Collect all lines containing the word "Klang" from the data.

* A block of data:
>> Start

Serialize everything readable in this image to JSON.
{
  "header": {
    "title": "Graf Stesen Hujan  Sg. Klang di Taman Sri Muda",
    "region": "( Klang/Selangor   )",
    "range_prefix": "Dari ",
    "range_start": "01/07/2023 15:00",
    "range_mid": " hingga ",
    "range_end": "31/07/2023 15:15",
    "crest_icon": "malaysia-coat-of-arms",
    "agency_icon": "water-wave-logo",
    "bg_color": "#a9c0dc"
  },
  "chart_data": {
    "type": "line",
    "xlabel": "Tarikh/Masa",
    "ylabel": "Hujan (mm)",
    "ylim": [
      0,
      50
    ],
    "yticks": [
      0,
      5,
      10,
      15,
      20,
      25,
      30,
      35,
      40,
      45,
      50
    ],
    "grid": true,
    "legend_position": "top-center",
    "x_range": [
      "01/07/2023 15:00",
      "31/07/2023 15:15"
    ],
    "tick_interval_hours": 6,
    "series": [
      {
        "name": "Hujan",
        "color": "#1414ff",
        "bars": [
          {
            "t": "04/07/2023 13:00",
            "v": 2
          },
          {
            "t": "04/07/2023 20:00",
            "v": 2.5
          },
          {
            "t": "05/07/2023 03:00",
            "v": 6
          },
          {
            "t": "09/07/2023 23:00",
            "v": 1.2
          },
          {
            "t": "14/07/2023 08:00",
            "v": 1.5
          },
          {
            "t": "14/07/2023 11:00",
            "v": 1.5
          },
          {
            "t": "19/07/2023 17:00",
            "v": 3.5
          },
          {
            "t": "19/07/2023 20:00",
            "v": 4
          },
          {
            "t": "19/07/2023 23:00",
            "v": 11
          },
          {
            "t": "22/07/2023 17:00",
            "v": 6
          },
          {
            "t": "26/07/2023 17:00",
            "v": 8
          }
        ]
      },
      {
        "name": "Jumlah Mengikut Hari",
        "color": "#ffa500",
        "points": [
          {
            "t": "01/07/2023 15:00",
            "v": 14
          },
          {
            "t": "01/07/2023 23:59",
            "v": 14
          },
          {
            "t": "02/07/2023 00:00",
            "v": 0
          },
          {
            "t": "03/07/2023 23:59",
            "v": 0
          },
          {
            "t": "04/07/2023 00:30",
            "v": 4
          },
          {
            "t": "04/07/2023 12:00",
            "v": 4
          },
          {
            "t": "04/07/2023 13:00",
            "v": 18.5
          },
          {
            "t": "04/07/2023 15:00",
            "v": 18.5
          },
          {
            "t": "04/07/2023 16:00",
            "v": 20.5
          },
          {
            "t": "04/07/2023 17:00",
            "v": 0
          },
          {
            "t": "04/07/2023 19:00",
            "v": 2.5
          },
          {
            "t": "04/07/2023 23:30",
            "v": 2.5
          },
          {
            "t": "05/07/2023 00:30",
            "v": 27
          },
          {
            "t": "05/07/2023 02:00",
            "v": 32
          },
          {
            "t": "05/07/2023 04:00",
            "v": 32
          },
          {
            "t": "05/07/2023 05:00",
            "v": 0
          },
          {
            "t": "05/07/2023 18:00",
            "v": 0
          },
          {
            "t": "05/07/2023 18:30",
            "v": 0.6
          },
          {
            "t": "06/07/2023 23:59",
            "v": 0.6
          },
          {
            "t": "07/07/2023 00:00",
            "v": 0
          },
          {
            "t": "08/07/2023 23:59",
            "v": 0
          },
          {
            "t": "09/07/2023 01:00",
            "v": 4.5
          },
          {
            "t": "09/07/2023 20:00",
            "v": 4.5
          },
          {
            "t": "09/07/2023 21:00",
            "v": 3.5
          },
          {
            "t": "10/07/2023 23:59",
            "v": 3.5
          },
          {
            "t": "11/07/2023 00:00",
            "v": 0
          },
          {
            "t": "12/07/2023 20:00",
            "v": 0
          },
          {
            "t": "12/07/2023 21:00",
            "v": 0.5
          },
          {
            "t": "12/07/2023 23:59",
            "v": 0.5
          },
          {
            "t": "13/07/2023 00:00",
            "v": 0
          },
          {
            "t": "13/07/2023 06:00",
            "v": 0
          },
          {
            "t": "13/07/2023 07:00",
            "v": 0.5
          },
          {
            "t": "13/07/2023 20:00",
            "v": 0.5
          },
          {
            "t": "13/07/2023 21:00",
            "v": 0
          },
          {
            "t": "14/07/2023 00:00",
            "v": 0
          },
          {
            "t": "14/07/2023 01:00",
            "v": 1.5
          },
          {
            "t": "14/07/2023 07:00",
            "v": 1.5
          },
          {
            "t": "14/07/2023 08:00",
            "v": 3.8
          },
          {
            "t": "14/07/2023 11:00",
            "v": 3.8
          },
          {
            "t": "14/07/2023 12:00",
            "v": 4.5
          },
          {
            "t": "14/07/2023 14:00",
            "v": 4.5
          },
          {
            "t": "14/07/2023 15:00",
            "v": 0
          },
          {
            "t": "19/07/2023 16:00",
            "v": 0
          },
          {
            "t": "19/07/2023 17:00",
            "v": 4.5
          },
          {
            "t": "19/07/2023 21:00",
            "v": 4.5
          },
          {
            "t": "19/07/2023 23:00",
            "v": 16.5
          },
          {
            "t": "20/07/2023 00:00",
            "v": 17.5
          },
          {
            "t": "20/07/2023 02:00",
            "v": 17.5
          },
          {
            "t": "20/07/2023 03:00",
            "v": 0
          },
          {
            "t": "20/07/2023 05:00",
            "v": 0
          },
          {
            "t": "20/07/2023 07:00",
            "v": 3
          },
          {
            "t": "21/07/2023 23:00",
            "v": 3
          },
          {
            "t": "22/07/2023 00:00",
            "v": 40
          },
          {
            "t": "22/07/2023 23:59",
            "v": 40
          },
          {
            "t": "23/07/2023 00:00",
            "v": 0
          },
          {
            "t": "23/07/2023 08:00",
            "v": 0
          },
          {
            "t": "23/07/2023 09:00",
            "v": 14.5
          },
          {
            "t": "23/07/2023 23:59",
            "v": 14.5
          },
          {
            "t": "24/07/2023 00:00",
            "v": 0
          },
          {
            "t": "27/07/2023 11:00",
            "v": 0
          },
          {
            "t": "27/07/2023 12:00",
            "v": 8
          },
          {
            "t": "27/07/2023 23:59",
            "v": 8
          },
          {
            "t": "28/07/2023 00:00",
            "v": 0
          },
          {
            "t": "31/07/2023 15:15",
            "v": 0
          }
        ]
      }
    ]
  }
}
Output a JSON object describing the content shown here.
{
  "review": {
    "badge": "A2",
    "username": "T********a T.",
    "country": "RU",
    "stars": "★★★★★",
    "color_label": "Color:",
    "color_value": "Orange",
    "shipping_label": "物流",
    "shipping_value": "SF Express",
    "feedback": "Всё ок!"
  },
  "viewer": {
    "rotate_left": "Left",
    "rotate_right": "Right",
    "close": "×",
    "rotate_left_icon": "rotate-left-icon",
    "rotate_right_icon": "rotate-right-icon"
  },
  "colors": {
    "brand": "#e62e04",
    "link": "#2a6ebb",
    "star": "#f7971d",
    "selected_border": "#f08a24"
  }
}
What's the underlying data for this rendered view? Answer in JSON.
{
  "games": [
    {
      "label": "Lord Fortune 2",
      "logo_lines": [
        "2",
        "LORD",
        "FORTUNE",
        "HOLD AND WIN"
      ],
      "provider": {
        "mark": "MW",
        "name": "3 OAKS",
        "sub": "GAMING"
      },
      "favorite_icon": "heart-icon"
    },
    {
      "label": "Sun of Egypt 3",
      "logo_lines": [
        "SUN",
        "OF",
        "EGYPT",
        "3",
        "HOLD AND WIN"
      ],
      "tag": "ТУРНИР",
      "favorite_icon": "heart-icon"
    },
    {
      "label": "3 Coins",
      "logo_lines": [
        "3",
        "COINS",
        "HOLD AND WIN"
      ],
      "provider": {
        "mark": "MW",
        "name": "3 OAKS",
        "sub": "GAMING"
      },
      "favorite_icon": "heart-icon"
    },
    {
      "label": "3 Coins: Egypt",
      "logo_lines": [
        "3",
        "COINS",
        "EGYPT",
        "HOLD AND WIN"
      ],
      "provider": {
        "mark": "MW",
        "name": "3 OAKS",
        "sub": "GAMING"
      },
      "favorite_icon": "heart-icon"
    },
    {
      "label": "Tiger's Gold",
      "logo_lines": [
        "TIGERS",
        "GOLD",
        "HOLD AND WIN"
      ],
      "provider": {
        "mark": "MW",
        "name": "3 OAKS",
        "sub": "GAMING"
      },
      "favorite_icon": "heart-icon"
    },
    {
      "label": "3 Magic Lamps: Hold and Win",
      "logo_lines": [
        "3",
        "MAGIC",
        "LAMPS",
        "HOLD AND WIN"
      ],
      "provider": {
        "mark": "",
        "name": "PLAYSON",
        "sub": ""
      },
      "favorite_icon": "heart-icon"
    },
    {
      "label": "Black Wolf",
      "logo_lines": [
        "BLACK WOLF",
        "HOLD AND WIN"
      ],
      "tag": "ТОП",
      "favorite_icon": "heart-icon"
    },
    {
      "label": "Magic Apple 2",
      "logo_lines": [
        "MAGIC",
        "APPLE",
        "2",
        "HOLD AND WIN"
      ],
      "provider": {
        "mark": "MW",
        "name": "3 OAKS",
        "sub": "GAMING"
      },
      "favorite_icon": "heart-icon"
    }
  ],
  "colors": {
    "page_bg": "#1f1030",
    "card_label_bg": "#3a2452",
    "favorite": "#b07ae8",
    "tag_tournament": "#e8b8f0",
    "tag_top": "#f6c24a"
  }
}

>> End

* EXERCISE SOLUTION:
    "title": "Graf Stesen Hujan  Sg. Klang di Taman Sri Muda",
    "region": "( Klang/Selangor   )",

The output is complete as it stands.